** Exercise **
Check every line below for the string "Проект", and copy the lines that contain it.

Data records:
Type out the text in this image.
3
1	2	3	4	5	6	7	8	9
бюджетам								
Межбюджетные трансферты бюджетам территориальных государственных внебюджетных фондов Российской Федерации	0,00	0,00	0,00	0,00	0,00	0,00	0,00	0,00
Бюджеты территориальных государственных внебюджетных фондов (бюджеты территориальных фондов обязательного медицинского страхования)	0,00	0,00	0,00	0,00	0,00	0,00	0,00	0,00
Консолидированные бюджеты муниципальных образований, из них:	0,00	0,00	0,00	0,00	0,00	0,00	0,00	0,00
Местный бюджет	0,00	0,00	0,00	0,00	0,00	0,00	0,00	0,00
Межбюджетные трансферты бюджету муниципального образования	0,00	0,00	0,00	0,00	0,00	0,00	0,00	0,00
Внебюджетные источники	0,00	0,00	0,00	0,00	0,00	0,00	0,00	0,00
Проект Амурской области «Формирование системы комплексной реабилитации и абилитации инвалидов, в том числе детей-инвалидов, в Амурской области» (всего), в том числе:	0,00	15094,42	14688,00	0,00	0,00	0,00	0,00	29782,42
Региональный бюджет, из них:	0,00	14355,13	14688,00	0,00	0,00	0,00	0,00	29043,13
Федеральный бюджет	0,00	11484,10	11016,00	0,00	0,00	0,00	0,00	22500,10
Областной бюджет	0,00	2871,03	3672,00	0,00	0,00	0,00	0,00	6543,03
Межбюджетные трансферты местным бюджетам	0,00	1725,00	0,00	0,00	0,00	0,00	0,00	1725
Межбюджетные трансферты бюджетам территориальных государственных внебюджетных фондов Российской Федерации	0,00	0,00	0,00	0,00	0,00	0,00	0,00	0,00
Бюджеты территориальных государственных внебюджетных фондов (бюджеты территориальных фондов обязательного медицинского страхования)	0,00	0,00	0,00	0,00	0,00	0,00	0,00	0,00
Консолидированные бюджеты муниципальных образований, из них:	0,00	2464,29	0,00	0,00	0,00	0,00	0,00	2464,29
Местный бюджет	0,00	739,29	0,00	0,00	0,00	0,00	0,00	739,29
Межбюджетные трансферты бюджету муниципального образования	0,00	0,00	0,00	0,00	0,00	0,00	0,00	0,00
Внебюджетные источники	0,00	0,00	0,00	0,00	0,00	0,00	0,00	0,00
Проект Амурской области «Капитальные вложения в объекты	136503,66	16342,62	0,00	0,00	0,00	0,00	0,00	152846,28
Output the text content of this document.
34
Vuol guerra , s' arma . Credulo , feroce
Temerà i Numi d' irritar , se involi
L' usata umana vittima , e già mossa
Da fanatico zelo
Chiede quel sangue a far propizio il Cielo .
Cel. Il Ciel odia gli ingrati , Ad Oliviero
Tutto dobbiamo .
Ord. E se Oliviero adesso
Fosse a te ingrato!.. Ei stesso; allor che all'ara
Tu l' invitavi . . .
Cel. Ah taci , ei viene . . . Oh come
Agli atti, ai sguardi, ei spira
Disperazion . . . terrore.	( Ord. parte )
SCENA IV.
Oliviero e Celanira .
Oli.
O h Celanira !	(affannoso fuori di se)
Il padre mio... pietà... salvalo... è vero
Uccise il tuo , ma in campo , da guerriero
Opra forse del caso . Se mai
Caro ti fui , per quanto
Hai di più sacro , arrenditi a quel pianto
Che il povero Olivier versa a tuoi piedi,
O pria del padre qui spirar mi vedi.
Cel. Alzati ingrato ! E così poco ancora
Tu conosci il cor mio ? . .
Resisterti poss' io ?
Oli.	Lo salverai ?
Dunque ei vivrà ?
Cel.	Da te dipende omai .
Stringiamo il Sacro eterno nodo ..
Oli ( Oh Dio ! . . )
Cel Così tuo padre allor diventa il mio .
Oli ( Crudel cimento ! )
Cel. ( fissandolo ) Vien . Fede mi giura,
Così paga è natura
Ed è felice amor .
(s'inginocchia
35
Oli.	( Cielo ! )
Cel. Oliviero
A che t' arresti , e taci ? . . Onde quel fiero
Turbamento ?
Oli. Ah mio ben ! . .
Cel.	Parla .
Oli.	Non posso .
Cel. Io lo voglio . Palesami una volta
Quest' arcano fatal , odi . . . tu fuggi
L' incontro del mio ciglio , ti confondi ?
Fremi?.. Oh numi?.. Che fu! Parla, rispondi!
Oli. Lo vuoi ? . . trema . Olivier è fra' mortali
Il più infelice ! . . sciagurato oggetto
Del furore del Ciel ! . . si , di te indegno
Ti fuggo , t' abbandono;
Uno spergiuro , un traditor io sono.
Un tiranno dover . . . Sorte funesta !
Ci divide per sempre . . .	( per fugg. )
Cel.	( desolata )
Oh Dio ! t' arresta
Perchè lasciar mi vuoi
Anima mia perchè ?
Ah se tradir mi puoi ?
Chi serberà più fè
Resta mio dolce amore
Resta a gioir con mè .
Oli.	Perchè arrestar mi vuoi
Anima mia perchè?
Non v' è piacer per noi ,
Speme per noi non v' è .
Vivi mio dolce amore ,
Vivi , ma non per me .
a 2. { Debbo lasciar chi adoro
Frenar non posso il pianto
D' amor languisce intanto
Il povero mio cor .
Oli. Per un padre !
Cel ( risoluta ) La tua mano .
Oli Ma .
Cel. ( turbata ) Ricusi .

** Written answer **
Проект Амурской области «Формирование системы комплексной реабилитации и абилитации инвалидов, в том числе детей-инвалидов, в Амурской области» (всего), в том числе:	0,00	15094,42	14688,00	0,00	0,00	0,00	0,00	29782,42
Проект Амурской области «Капитальные вложения в объекты	136503,66	16342,62	0,00	0,00	0,00	0,00	0,00	152846,28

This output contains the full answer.